> What is needed: The entries below are to be transcribed in full, without their images.

··· Rows

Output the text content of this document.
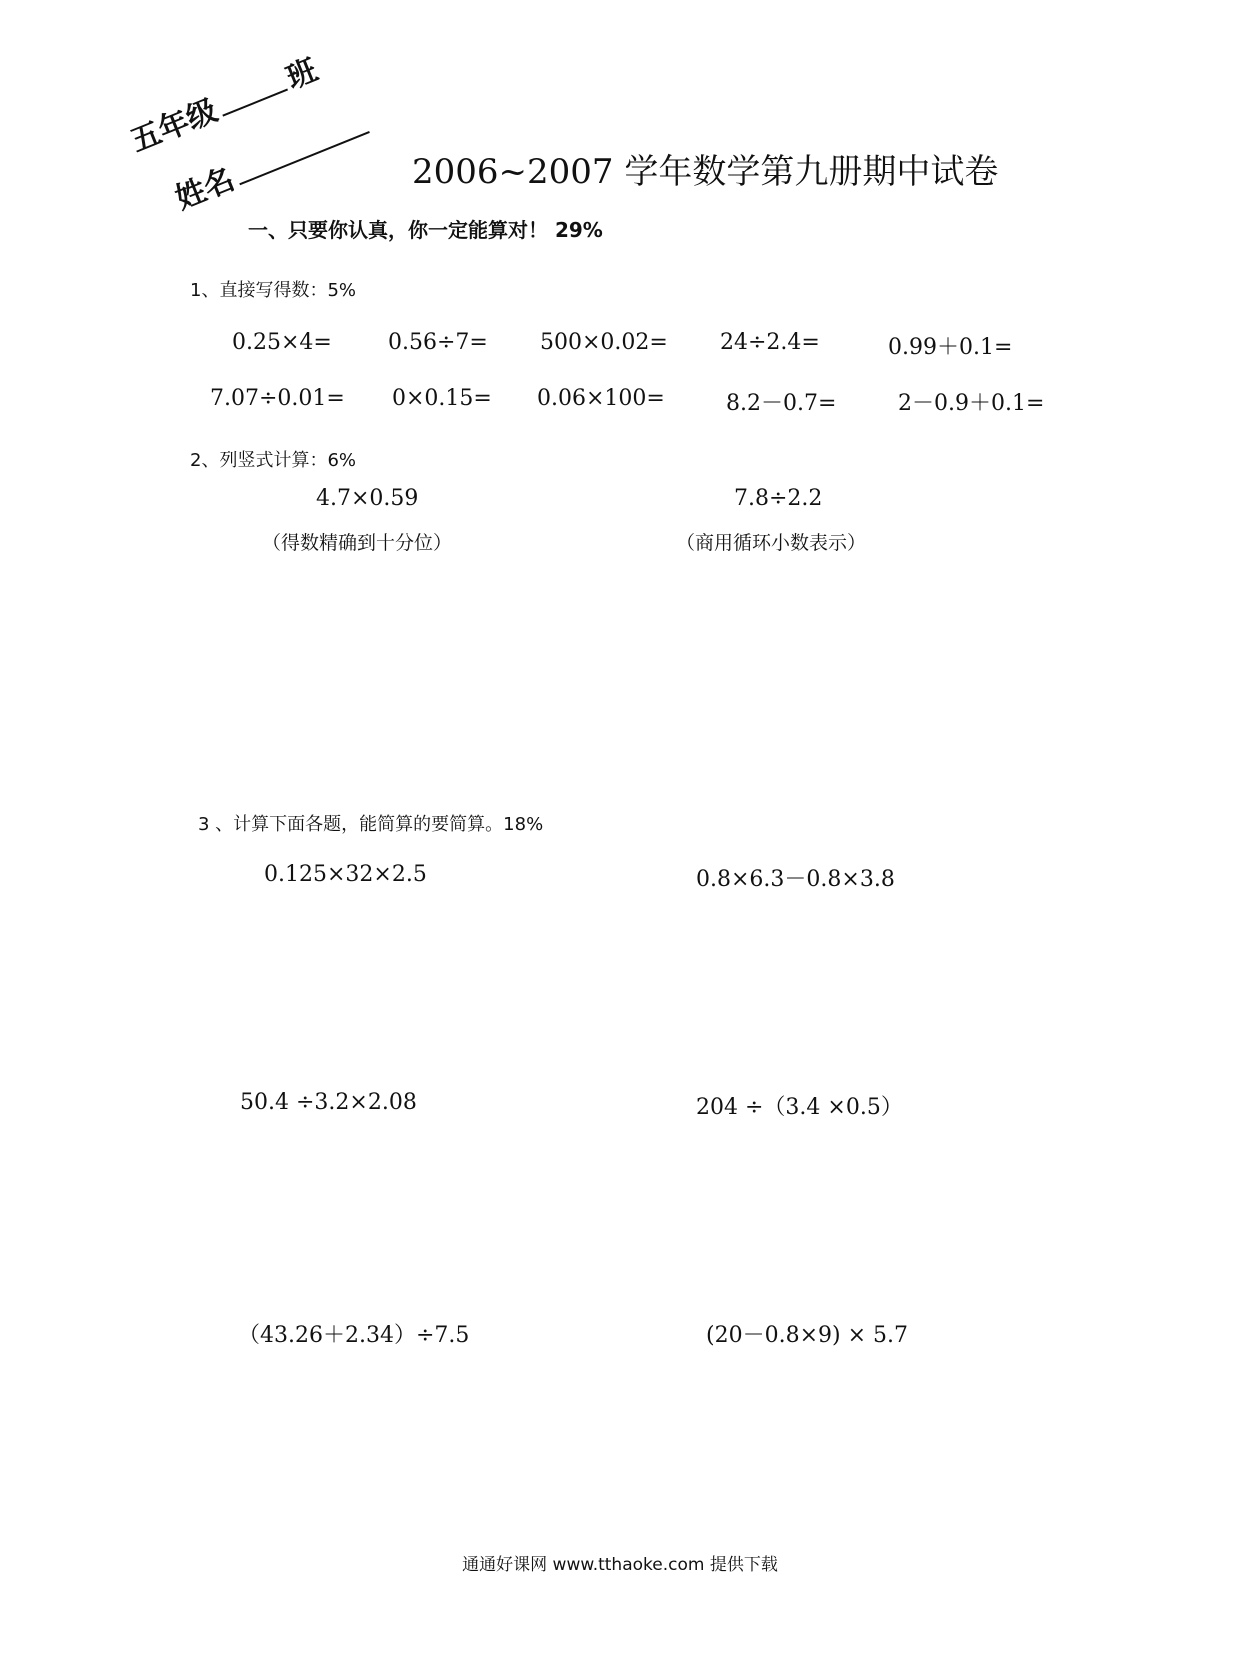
五年级班
姓名	2006~2007 学年数学第九册期中试卷
一、只要你认真，你一定能算对！ 29%
1、直接写得数：5%
0.25×4=	0.56÷7= 500×0.02= 24÷2.4=	0.99＋0.1=
7.07÷0.01= 0×0.15= 0.06×100=	8.2－0.7=	2－0.9＋0.1=
2、列竖式计算：6%
4.7×0.59
（得数精确到十分位）
7.8÷2.2
（商用循环小数表示）
3 、计算下面各题，能简算的要简算。18%
0.125×32×2.5	0.8×6.3－0.8×3.8
50.4 ÷3.2×2.08	204 ÷（3.4 ×0.5）
（43.26＋2.34）÷7.5	(20－0.8×9) × 5.7
通通好课网 www.tthaoke.com 提供下载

······

> Response to this task:
Output the text content of this document.
五年级班
姓名	2006~2007 学年数学第九册期中试卷
一、只要你认真，你一定能算对！ 29%
1、直接写得数：5%
0.25×4=	0.56÷7= 500×0.02= 24÷2.4=	0.99＋0.1=
7.07÷0.01= 0×0.15= 0.06×100=	8.2－0.7=	2－0.9＋0.1=
2、列竖式计算：6%
4.7×0.59
（得数精确到十分位）
7.8÷2.2
（商用循环小数表示）
3 、计算下面各题，能简算的要简算。18%
0.125×32×2.5	0.8×6.3－0.8×3.8
50.4 ÷3.2×2.08	204 ÷（3.4 ×0.5）
（43.26＋2.34）÷7.5	(20－0.8×9) × 5.7
通通好课网 www.tthaoke.com 提供下载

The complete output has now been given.